▶ [WHAT IS REQUIRED]: Copy out all the lines exactly. Omit pictures.

+++ PROVIDED INFORMATION

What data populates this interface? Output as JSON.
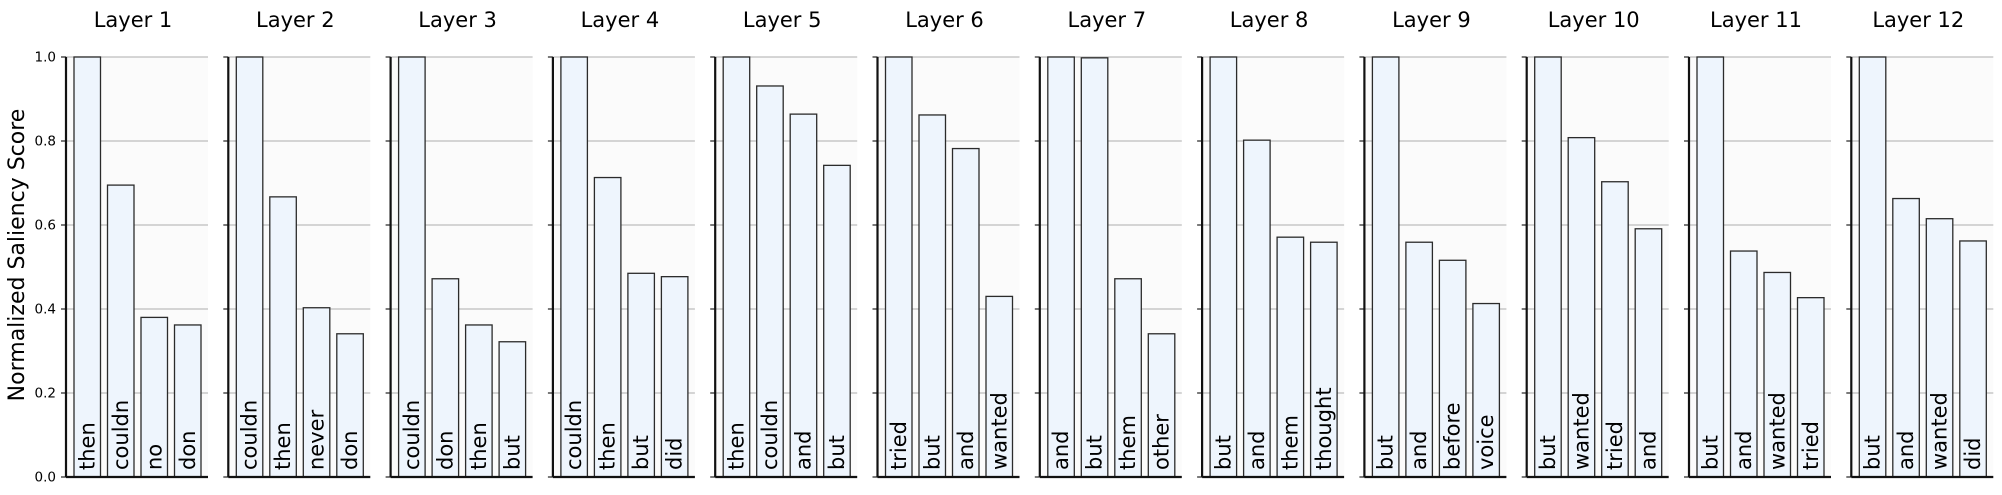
{
  "chart_data": {
    "type": "bar",
    "ylabel": "Normalized Saliency Score",
    "ylim": [
      0,
      1
    ],
    "yticks": [
      "0.0",
      "0.2",
      "0.4",
      "0.6",
      "0.8",
      "1.0"
    ],
    "grid": "horizontal",
    "bar_color": "#eef5fd",
    "bar_edge_color": "#2b2b2b",
    "grid_color": "#bdbdbd",
    "panel_background": "#fbfbfb",
    "panels": [
      {
        "title": "Layer 1",
        "categories": [
          "then",
          "couldn",
          "no",
          "don"
        ],
        "values": [
          1.0,
          0.695,
          0.38,
          0.362
        ]
      },
      {
        "title": "Layer 2",
        "categories": [
          "couldn",
          "then",
          "never",
          "don"
        ],
        "values": [
          1.0,
          0.667,
          0.403,
          0.341
        ]
      },
      {
        "title": "Layer 3",
        "categories": [
          "couldn",
          "don",
          "then",
          "but"
        ],
        "values": [
          1.0,
          0.472,
          0.362,
          0.322
        ]
      },
      {
        "title": "Layer 4",
        "categories": [
          "couldn",
          "then",
          "but",
          "did"
        ],
        "values": [
          1.0,
          0.713,
          0.485,
          0.477
        ]
      },
      {
        "title": "Layer 5",
        "categories": [
          "then",
          "couldn",
          "and",
          "but"
        ],
        "values": [
          1.0,
          0.931,
          0.864,
          0.742
        ]
      },
      {
        "title": "Layer 6",
        "categories": [
          "tried",
          "but",
          "and",
          "wanted"
        ],
        "values": [
          1.0,
          0.862,
          0.782,
          0.43
        ]
      },
      {
        "title": "Layer 7",
        "categories": [
          "and",
          "but",
          "them",
          "other"
        ],
        "values": [
          1.0,
          0.998,
          0.472,
          0.341
        ]
      },
      {
        "title": "Layer 8",
        "categories": [
          "but",
          "and",
          "them",
          "thought"
        ],
        "values": [
          1.0,
          0.802,
          0.571,
          0.559
        ]
      },
      {
        "title": "Layer 9",
        "categories": [
          "but",
          "and",
          "before",
          "voice"
        ],
        "values": [
          1.0,
          0.559,
          0.516,
          0.413
        ]
      },
      {
        "title": "Layer 10",
        "categories": [
          "but",
          "wanted",
          "tried",
          "and"
        ],
        "values": [
          1.0,
          0.808,
          0.703,
          0.591
        ]
      },
      {
        "title": "Layer 11",
        "categories": [
          "but",
          "and",
          "wanted",
          "tried"
        ],
        "values": [
          1.0,
          0.538,
          0.487,
          0.427
        ]
      },
      {
        "title": "Layer 12",
        "categories": [
          "but",
          "and",
          "wanted",
          "did"
        ],
        "values": [
          1.0,
          0.663,
          0.615,
          0.562
        ]
      }
    ]
  }
}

++++++

▶ [TASK ANSWER]:
What data populates this interface? Output as JSON.
{
  "chart_data": {
    "type": "bar",
    "ylabel": "Normalized Saliency Score",
    "ylim": [
      0,
      1
    ],
    "yticks": [
      "0.0",
      "0.2",
      "0.4",
      "0.6",
      "0.8",
      "1.0"
    ],
    "grid": "horizontal",
    "bar_color": "#eef5fd",
    "bar_edge_color": "#2b2b2b",
    "grid_color": "#bdbdbd",
    "panel_background": "#fbfbfb",
    "panels": [
      {
        "title": "Layer 1",
        "categories": [
          "then",
          "couldn",
          "no",
          "don"
        ],
        "values": [
          1.0,
          0.695,
          0.38,
          0.362
        ]
      },
      {
        "title": "Layer 2",
        "categories": [
          "couldn",
          "then",
          "never",
          "don"
        ],
        "values": [
          1.0,
          0.667,
          0.403,
          0.341
        ]
      },
      {
        "title": "Layer 3",
        "categories": [
          "couldn",
          "don",
          "then",
          "but"
        ],
        "values": [
          1.0,
          0.472,
          0.362,
          0.322
        ]
      },
      {
        "title": "Layer 4",
        "categories": [
          "couldn",
          "then",
          "but",
          "did"
        ],
        "values": [
          1.0,
          0.713,
          0.485,
          0.477
        ]
      },
      {
        "title": "Layer 5",
        "categories": [
          "then",
          "couldn",
          "and",
          "but"
        ],
        "values": [
          1.0,
          0.931,
          0.864,
          0.742
        ]
      },
      {
        "title": "Layer 6",
        "categories": [
          "tried",
          "but",
          "and",
          "wanted"
        ],
        "values": [
          1.0,
          0.862,
          0.782,
          0.43
        ]
      },
      {
        "title": "Layer 7",
        "categories": [
          "and",
          "but",
          "them",
          "other"
        ],
        "values": [
          1.0,
          0.998,
          0.472,
          0.341
        ]
      },
      {
        "title": "Layer 8",
        "categories": [
          "but",
          "and",
          "them",
          "thought"
        ],
        "values": [
          1.0,
          0.802,
          0.571,
          0.559
        ]
      },
      {
        "title": "Layer 9",
        "categories": [
          "but",
          "and",
          "before",
          "voice"
        ],
        "values": [
          1.0,
          0.559,
          0.516,
          0.413
        ]
      },
      {
        "title": "Layer 10",
        "categories": [
          "but",
          "wanted",
          "tried",
          "and"
        ],
        "values": [
          1.0,
          0.808,
          0.703,
          0.591
        ]
      },
      {
        "title": "Layer 11",
        "categories": [
          "but",
          "and",
          "wanted",
          "tried"
        ],
        "values": [
          1.0,
          0.538,
          0.487,
          0.427
        ]
      },
      {
        "title": "Layer 12",
        "categories": [
          "but",
          "and",
          "wanted",
          "did"
        ],
        "values": [
          1.0,
          0.663,
          0.615,
          0.562
        ]
      }
    ]
  }
}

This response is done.